What is being asked:
Repeat the data below exactly, dropping any pictures it holds.

Material provided:
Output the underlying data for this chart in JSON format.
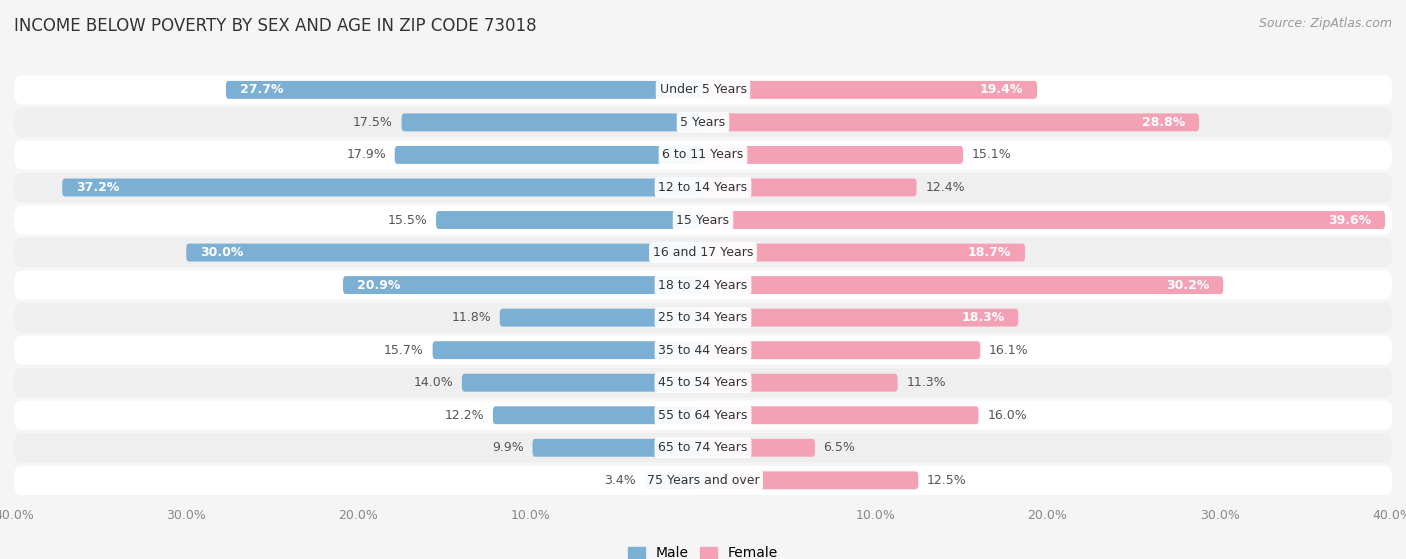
{
  "title": "INCOME BELOW POVERTY BY SEX AND AGE IN ZIP CODE 73018",
  "source": "Source: ZipAtlas.com",
  "categories": [
    "Under 5 Years",
    "5 Years",
    "6 to 11 Years",
    "12 to 14 Years",
    "15 Years",
    "16 and 17 Years",
    "18 to 24 Years",
    "25 to 34 Years",
    "35 to 44 Years",
    "45 to 54 Years",
    "55 to 64 Years",
    "65 to 74 Years",
    "75 Years and over"
  ],
  "male": [
    27.7,
    17.5,
    17.9,
    37.2,
    15.5,
    30.0,
    20.9,
    11.8,
    15.7,
    14.0,
    12.2,
    9.9,
    3.4
  ],
  "female": [
    19.4,
    28.8,
    15.1,
    12.4,
    39.6,
    18.7,
    30.2,
    18.3,
    16.1,
    11.3,
    16.0,
    6.5,
    12.5
  ],
  "male_color": "#7bafd4",
  "female_color": "#f4a0b5",
  "axis_limit": 40.0,
  "bar_height": 0.55,
  "background_color": "#f5f5f5",
  "row_bg_light": "#ffffff",
  "row_bg_dark": "#efefef",
  "title_fontsize": 12,
  "label_fontsize": 9,
  "cat_fontsize": 9,
  "tick_fontsize": 9,
  "source_fontsize": 9
}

Written reply:
Output the underlying data for this chart in JSON format.
{
  "title": "INCOME BELOW POVERTY BY SEX AND AGE IN ZIP CODE 73018",
  "source": "Source: ZipAtlas.com",
  "categories": [
    "Under 5 Years",
    "5 Years",
    "6 to 11 Years",
    "12 to 14 Years",
    "15 Years",
    "16 and 17 Years",
    "18 to 24 Years",
    "25 to 34 Years",
    "35 to 44 Years",
    "45 to 54 Years",
    "55 to 64 Years",
    "65 to 74 Years",
    "75 Years and over"
  ],
  "male": [
    27.7,
    17.5,
    17.9,
    37.2,
    15.5,
    30.0,
    20.9,
    11.8,
    15.7,
    14.0,
    12.2,
    9.9,
    3.4
  ],
  "female": [
    19.4,
    28.8,
    15.1,
    12.4,
    39.6,
    18.7,
    30.2,
    18.3,
    16.1,
    11.3,
    16.0,
    6.5,
    12.5
  ],
  "male_color": "#7bafd4",
  "female_color": "#f4a0b5",
  "axis_limit": 40.0,
  "bar_height": 0.55,
  "background_color": "#f5f5f5",
  "row_bg_light": "#ffffff",
  "row_bg_dark": "#efefef",
  "title_fontsize": 12,
  "label_fontsize": 9,
  "cat_fontsize": 9,
  "tick_fontsize": 9,
  "source_fontsize": 9
}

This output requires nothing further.